◆ **WHAT TO PRODUCE**
Copy each line in which the string "ஆதரவ" occurs.

◆ **DATASET RECORDS**

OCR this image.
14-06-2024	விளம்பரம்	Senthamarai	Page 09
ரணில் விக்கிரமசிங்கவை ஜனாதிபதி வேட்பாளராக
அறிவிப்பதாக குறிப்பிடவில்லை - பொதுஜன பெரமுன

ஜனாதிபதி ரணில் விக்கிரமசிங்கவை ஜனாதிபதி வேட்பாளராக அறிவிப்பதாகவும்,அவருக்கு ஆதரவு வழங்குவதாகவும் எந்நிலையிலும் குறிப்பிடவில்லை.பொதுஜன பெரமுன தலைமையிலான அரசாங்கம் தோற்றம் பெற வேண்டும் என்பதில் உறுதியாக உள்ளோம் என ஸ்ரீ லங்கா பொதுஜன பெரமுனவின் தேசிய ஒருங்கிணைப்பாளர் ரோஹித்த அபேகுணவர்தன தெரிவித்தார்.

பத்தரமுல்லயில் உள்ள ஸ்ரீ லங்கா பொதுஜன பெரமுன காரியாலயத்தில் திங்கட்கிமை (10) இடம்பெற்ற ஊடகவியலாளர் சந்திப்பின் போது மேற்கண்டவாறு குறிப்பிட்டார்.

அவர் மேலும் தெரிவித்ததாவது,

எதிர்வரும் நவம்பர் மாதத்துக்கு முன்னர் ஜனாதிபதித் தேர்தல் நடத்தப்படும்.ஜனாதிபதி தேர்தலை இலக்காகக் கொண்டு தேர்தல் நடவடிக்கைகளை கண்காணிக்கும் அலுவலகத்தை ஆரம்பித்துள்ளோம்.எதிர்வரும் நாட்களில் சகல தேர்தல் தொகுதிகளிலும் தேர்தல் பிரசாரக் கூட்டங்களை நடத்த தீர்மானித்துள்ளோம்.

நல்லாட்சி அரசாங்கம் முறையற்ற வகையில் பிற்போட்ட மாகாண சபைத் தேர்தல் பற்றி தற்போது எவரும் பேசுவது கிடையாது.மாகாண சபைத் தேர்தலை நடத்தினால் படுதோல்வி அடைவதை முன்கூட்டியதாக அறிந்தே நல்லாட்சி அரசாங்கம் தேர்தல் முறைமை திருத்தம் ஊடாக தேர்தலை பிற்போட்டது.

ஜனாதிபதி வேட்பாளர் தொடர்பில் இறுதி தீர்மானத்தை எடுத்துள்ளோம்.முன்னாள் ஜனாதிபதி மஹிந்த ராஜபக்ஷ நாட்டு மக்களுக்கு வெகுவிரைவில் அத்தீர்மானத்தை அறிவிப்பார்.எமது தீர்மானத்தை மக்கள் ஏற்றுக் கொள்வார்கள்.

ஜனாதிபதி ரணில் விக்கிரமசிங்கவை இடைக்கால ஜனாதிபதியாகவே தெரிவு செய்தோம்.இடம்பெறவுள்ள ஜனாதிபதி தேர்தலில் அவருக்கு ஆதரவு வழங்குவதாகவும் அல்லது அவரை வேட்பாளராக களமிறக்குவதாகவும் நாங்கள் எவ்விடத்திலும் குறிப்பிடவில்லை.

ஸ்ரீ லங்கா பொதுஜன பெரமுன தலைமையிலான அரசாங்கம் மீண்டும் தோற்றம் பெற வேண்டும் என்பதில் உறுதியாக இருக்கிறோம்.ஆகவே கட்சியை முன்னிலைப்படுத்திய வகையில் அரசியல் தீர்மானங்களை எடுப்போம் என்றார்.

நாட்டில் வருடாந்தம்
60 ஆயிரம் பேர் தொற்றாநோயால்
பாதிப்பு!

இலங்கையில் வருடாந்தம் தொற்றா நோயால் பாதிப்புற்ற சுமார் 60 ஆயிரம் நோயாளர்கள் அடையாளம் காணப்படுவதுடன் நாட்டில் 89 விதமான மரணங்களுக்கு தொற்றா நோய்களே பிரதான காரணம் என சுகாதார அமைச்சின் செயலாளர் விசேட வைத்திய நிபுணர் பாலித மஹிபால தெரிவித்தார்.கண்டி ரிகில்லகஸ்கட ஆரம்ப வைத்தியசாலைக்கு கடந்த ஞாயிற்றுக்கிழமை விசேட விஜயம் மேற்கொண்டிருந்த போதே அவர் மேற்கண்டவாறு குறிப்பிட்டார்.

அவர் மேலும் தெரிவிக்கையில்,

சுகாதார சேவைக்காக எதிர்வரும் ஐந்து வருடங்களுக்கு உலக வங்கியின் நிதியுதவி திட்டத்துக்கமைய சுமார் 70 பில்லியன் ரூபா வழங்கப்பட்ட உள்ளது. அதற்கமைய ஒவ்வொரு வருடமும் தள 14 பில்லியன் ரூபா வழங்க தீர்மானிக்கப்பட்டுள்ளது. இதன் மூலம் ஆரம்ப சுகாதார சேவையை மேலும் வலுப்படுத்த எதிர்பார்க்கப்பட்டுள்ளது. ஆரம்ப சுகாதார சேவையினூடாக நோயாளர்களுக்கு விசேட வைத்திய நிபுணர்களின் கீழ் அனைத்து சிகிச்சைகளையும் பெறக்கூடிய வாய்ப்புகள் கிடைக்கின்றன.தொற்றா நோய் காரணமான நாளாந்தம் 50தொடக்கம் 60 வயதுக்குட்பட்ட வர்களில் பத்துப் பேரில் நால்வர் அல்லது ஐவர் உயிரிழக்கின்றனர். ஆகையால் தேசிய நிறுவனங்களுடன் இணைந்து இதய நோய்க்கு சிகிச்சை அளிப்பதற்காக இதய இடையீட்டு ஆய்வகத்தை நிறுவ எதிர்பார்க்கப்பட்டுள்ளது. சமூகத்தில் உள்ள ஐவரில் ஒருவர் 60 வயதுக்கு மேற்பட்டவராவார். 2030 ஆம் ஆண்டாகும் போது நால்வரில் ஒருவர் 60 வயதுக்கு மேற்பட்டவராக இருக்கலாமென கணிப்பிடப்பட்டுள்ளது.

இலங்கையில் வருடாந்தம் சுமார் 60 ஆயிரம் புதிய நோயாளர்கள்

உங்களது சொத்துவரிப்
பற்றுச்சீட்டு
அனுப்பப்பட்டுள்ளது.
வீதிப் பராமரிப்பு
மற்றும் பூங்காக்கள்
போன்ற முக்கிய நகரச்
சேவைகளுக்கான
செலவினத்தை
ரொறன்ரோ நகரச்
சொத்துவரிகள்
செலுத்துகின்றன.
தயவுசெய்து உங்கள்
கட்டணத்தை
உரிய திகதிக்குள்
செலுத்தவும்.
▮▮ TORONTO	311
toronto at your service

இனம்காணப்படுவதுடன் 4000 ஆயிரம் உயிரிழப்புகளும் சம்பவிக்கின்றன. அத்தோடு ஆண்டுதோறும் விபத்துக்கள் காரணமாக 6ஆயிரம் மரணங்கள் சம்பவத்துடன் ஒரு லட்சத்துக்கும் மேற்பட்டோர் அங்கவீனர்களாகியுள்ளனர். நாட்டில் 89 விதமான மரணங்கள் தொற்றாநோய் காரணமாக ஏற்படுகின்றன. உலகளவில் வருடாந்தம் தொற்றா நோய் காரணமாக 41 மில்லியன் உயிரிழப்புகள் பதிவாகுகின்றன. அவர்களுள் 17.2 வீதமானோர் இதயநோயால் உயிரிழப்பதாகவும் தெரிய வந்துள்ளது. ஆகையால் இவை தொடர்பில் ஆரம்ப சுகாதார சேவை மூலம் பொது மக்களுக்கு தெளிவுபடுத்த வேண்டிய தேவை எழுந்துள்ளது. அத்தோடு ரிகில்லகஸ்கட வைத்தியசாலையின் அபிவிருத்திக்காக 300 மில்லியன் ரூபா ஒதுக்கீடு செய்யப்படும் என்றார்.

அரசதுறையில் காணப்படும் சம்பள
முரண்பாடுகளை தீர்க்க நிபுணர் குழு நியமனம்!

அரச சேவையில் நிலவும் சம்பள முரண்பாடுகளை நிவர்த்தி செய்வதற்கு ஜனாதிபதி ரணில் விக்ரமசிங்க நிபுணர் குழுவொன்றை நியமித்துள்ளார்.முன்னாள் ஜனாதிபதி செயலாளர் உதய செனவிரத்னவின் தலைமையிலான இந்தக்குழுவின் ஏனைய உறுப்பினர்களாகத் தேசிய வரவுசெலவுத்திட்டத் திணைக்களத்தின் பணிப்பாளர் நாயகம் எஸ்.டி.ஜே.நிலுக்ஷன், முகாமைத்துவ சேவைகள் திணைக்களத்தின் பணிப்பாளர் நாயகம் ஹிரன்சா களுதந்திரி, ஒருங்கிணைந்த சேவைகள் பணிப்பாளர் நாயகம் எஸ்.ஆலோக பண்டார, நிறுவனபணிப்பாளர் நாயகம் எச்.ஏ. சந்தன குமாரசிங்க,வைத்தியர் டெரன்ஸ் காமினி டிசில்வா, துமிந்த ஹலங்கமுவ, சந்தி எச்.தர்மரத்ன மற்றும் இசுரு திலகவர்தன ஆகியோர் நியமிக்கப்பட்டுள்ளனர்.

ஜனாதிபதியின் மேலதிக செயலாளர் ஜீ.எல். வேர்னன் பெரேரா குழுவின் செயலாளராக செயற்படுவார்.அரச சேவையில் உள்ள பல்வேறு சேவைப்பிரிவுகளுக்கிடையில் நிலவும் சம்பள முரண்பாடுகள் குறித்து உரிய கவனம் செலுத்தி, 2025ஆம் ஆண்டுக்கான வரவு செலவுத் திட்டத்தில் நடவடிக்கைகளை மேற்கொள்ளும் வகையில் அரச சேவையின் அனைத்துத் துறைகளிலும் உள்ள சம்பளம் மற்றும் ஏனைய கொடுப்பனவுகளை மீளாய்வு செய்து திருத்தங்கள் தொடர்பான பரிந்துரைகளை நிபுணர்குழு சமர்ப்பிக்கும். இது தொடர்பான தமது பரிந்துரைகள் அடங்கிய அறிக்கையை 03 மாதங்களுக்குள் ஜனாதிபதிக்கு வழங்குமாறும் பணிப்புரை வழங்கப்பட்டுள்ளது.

◆ **REPLY**
ஜனாதிபதி ரணில் விக்கிரமசிங்கவை ஜனாதிபதி வேட்பாளராக அறிவிப்பதாகவும்,அவருக்கு ஆதரவு வழங்குவதாகவும் எந்நிலையிலும் குறிப்பிடவில்லை.பொதுஜன பெரமுன தலைமையிலான அரசாங்கம் தோற்றம் பெற வேண்டும் என்பதில் உறுதியாக உள்ளோம் என ஸ்ரீ லங்கா பொதுஜன பெரமுனவின் தேசிய ஒருங்கிணைப்பாளர் ரோஹித்த அபேகுணவர்தன தெரிவித்தார்.
ஜனாதிபதி ரணில் விக்கிரமசிங்கவை இடைக்கால ஜனாதிபதியாகவே தெரிவு செய்தோம்.இடம்பெறவுள்ள ஜனாதிபதி தேர்தலில் அவருக்கு ஆதரவு வழங்குவதாகவும் அல்லது அவரை வேட்பாளராக களமிறக்குவதாகவும் நாங்கள் எவ்விடத்திலும் குறிப்பிடவில்லை.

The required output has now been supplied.